(Excerpts from a figure dataset)
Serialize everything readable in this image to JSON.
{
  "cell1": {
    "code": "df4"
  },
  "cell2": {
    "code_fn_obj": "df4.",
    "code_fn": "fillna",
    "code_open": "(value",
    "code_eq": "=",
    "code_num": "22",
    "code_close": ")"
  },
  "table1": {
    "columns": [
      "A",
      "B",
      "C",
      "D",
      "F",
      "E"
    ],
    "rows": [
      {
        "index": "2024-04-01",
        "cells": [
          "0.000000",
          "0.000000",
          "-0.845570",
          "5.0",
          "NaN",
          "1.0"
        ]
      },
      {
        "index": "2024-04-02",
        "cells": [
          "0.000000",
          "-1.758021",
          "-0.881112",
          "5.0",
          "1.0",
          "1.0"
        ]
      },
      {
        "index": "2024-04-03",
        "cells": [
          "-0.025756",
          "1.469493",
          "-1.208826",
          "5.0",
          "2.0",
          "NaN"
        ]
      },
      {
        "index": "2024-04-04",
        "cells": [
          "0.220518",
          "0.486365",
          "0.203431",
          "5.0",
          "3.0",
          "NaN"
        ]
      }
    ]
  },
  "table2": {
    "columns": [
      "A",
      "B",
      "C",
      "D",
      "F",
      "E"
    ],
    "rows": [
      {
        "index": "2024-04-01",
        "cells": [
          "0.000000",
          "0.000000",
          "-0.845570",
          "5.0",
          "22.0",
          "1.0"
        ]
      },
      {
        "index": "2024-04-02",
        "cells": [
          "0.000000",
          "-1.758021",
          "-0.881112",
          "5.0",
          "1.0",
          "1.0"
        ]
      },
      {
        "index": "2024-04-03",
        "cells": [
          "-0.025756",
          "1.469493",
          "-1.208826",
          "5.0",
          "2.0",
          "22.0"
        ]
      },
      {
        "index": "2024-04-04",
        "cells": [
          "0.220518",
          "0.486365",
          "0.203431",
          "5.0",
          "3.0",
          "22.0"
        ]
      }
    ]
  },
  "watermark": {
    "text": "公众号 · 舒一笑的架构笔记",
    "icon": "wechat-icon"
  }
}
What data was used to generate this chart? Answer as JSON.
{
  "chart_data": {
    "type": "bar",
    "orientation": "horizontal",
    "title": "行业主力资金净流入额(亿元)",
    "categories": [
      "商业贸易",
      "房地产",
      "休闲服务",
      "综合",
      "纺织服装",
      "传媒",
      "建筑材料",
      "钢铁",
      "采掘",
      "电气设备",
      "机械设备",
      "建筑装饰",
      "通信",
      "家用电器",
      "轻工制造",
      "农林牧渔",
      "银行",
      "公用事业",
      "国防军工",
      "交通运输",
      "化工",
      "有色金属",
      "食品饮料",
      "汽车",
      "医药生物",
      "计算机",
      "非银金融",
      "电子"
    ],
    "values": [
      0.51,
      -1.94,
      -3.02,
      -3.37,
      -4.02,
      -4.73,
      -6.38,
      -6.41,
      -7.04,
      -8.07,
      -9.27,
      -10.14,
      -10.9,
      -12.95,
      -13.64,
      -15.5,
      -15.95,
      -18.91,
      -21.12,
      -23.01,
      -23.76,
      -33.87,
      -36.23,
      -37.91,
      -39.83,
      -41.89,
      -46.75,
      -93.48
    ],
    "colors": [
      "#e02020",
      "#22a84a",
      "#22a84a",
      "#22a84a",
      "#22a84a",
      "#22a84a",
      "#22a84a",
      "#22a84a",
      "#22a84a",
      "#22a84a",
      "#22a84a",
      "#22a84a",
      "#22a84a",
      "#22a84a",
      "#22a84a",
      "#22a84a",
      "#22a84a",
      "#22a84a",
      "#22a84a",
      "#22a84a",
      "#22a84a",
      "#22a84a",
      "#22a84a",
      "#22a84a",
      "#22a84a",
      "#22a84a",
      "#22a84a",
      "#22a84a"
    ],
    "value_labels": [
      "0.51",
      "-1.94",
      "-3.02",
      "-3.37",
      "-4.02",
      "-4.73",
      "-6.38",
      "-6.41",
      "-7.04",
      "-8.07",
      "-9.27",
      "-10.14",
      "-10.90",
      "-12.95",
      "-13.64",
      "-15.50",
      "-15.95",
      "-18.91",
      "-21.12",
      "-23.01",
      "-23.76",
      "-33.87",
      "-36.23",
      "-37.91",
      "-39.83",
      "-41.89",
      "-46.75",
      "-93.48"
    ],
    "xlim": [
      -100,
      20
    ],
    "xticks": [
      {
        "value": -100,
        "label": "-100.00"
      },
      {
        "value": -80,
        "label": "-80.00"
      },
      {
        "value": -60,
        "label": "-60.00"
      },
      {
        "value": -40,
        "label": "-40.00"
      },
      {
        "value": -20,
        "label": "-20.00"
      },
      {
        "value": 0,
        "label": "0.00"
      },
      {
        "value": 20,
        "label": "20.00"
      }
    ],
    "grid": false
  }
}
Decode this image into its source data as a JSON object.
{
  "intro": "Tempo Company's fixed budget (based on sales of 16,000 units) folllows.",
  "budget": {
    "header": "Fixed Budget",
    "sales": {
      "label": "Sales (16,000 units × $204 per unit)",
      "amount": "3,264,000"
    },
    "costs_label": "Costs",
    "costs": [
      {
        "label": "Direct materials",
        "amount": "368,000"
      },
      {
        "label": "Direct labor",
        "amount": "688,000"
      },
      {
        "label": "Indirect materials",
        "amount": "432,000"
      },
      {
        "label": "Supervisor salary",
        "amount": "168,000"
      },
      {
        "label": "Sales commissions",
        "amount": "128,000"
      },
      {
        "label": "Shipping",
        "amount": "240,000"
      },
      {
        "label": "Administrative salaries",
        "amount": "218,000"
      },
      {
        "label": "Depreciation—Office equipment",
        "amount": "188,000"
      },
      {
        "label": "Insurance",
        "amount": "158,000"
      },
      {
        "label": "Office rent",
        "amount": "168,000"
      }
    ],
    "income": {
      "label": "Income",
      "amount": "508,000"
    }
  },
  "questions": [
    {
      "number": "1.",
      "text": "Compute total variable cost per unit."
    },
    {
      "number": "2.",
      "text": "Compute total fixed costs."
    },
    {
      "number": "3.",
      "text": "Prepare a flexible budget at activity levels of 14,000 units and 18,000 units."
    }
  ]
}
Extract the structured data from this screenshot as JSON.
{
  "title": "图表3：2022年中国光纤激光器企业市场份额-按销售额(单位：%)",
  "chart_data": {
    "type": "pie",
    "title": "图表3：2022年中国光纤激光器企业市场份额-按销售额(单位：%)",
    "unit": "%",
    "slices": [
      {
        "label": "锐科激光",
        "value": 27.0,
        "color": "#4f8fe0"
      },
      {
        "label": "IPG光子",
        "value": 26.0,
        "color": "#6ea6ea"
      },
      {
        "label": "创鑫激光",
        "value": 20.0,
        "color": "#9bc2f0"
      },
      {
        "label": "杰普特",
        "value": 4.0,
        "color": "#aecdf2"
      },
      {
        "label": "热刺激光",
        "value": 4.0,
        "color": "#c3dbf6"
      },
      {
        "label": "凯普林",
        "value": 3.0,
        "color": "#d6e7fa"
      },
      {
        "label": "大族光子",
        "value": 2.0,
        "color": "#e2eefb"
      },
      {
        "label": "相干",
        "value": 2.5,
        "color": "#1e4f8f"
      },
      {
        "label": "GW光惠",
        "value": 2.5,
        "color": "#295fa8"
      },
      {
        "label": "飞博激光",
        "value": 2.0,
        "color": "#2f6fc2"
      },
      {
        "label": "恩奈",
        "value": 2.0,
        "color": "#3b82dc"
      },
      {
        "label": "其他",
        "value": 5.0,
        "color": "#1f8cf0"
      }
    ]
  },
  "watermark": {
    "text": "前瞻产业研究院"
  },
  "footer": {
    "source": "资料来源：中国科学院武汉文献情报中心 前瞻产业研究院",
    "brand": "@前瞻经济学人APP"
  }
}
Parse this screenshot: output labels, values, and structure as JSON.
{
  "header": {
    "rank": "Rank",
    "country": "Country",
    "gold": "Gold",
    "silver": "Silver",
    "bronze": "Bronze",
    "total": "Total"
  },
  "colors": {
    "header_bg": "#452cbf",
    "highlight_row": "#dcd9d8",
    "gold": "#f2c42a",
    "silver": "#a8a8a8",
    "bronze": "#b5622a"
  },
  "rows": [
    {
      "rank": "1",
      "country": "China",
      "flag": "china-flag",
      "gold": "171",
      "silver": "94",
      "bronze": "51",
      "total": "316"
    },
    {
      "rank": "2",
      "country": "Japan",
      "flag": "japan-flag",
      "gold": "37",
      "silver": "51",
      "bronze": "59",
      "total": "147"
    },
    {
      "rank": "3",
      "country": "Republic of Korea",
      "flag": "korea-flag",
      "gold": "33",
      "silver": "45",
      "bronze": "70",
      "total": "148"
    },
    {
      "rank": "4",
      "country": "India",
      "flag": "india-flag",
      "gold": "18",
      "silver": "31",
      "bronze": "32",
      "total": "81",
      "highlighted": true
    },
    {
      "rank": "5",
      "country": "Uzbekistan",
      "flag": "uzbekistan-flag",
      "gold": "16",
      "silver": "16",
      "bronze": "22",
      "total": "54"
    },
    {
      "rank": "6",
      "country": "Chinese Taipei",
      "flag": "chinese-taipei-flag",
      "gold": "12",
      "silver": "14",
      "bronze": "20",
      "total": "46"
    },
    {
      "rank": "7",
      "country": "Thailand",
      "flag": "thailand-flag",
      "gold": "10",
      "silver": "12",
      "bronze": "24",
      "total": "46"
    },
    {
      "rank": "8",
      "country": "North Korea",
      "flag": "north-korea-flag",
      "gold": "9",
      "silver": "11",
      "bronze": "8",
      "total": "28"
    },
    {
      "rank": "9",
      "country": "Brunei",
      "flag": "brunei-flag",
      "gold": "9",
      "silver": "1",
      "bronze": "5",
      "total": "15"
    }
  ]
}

- _Exercise instructions_:
Lines from the records above that hold "screenshot" are the ones to list.

- _The answer_:
Extract the structured data from this screenshot as JSON.
Parse this screenshot: output labels, values, and structure as JSON.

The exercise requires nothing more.